Exercise brief: Copy every line of the data exactly, leaving nothing out.
## start Supplied records
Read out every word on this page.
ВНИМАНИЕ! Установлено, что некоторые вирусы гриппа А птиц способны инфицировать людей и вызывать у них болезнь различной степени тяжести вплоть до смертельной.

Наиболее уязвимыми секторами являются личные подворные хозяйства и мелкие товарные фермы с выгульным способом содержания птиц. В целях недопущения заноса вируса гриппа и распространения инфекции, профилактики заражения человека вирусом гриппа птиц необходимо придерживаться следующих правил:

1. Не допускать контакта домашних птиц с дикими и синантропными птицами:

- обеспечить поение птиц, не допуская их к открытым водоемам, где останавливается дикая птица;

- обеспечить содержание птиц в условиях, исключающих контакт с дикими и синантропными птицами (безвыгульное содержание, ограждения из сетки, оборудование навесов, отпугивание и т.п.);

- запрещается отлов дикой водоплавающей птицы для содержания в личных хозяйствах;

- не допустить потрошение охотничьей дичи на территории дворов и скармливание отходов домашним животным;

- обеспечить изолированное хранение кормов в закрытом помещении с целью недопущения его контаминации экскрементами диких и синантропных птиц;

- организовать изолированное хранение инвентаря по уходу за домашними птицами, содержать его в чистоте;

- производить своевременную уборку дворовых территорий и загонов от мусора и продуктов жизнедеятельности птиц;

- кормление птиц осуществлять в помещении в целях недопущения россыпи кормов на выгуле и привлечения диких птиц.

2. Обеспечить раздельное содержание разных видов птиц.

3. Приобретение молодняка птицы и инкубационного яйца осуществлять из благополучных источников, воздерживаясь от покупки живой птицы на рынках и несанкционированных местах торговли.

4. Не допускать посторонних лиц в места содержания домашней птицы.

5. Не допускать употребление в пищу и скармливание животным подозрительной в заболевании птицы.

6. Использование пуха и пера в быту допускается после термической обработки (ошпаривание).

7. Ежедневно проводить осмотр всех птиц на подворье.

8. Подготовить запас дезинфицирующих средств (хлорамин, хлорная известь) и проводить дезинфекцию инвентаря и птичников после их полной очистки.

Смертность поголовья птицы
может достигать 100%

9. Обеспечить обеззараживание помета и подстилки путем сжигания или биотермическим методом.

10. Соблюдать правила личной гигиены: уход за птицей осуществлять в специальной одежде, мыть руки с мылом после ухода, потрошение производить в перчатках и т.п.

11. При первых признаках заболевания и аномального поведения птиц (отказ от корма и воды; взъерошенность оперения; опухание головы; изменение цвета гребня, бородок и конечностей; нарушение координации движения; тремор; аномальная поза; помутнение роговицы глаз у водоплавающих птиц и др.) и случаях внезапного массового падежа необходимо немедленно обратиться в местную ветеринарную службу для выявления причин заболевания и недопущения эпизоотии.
## end Supplied records
Worked solution:
Read out every word on this page.
ВНИМАНИЕ! Установлено, что некоторые вирусы гриппа А птиц способны инфицировать людей и вызывать у них болезнь различной степени тяжести вплоть до смертельной.

Наиболее уязвимыми секторами являются личные подворные хозяйства и мелкие товарные фермы с выгульным способом содержания птиц. В целях недопущения заноса вируса гриппа и распространения инфекции, профилактики заражения человека вирусом гриппа птиц необходимо придерживаться следующих правил:

1. Не допускать контакта домашних птиц с дикими и синантропными птицами:

- обеспечить поение птиц, не допуская их к открытым водоемам, где останавливается дикая птица;

- обеспечить содержание птиц в условиях, исключающих контакт с дикими и синантропными птицами (безвыгульное содержание, ограждения из сетки, оборудование навесов, отпугивание и т.п.);

- запрещается отлов дикой водоплавающей птицы для содержания в личных хозяйствах;

- не допустить потрошение охотничьей дичи на территории дворов и скармливание отходов домашним животным;

- обеспечить изолированное хранение кормов в закрытом помещении с целью недопущения его контаминации экскрементами диких и синантропных птиц;

- организовать изолированное хранение инвентаря по уходу за домашними птицами, содержать его в чистоте;

- производить своевременную уборку дворовых территорий и загонов от мусора и продуктов жизнедеятельности птиц;

- кормление птиц осуществлять в помещении в целях недопущения россыпи кормов на выгуле и привлечения диких птиц.

2. Обеспечить раздельное содержание разных видов птиц.

3. Приобретение молодняка птицы и инкубационного яйца осуществлять из благополучных источников, воздерживаясь от покупки живой птицы на рынках и несанкционированных местах торговли.

4. Не допускать посторонних лиц в места содержания домашней птицы.

5. Не допускать употребление в пищу и скармливание животным подозрительной в заболевании птицы.

6. Использование пуха и пера в быту допускается после термической обработки (ошпаривание).

7. Ежедневно проводить осмотр всех птиц на подворье.

8. Подготовить запас дезинфицирующих средств (хлорамин, хлорная известь) и проводить дезинфекцию инвентаря и птичников после их полной очистки.

Смертность поголовья птицы
может достигать 100%

9. Обеспечить обеззараживание помета и подстилки путем сжигания или биотермическим методом.

10. Соблюдать правила личной гигиены: уход за птицей осуществлять в специальной одежде, мыть руки с мылом после ухода, потрошение производить в перчатках и т.п.

11. При первых признаках заболевания и аномального поведения птиц (отказ от корма и воды; взъерошенность оперения; опухание головы; изменение цвета гребня, бородок и конечностей; нарушение координации движения; тремор; аномальная поза; помутнение роговицы глаз у водоплавающих птиц и др.) и случаях внезапного массового падежа необходимо немедленно обратиться в местную ветеринарную службу для выявления причин заболевания и недопущения эпизоотии.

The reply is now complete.